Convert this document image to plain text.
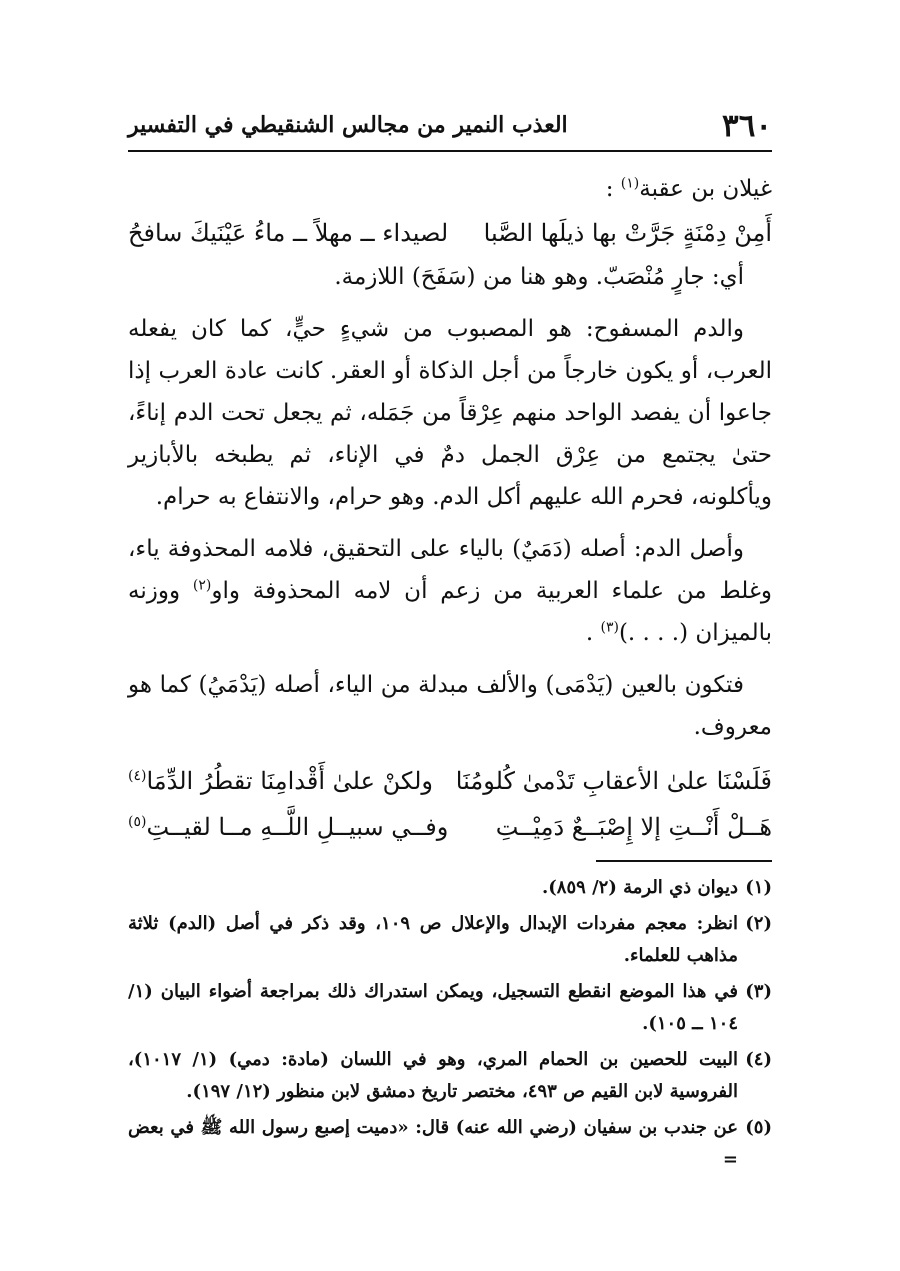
٣٦٠
العذب النمير من مجالس الشنقيطي في التفسير
غيلان بن عقبة$^{(١)}$ :
أَمِنْ دِمْنَةٍ جَرَّتْ بها ذيلَها الصَّبا
لصيداء ــ مهلاً ــ ماءُ عَيْنَيكَ سافحُ

أي: جارٍ مُنْصَبّ. وهو هنا من (سَفَحَ) اللازمة.

والدم المسفوح: هو المصبوب من شيءٍ حيٍّ، كما كان يفعله العرب، أو يكون خارجاً من أجل الذكاة أو العقر. كانت عادة العرب إذا جاعوا أن يفصد الواحد منهم عِرْقاً من جَمَله، ثم يجعل تحت الدم إناءً، حتىٰ يجتمع من عِرْق الجمل دمٌ في الإناء، ثم يطبخه بالأبازير ويأكلونه، فحرم الله عليهم أكل الدم. وهو حرام، والانتفاع به حرام.

وأصل الدم: أصله (دَمَيٌ) بالياء على التحقيق، فلامه المحذوفة ياء، وغلط من علماء العربية من زعم أن لامه المحذوفة واو$^{(٢)}$ ووزنه بالميزان (. . . .)$^{(٣)}$ .

فتكون بالعين (يَدْمَى) والألف مبدلة من الياء، أصله (يَدْمَيُ) كما هو معروف.

فَلَسْنَا علىٰ الأعقابِ تَدْمىٰ كُلومُنَا
ولكنْ علىٰ أَقْدامِنَا تقطُرُ الدِّمَا$^{(٤)}$
هَــلْ أَنْــتِ إلا إِصْبَــعٌ دَمِيْــتِ
وفــي سبيــلِ اللَّــهِ مــا لقيــتِ$^{(٥)}$
(١)
ديوان ذي الرمة (٢/ ٨٥٩).
(٢)
انظر: معجم مفردات الإبدال والإعلال ص ١٠٩، وقد ذكر في أصل (الدم) ثلاثة مذاهب للعلماء.
(٣)
في هذا الموضع انقطع التسجيل، ويمكن استدراك ذلك بمراجعة أضواء البيان (١/ ١٠٤ ــ ١٠٥).
(٤)
البيت للحصين بن الحمام المري، وهو في اللسان (مادة: دمي) (١/ ١٠١٧)، الفروسية لابن القيم ص ٤٩٣، مختصر تاريخ دمشق لابن منظور (١٢/ ١٩٧).
(٥)
عن جندب بن سفيان (رضي الله عنه) قال: «دميت إصبع رسول الله ﷺ في بعض =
# # # #
The word "الله" may appear on some lines of these records; state how many such lines there are, and nothing else.

- **Complete output**
2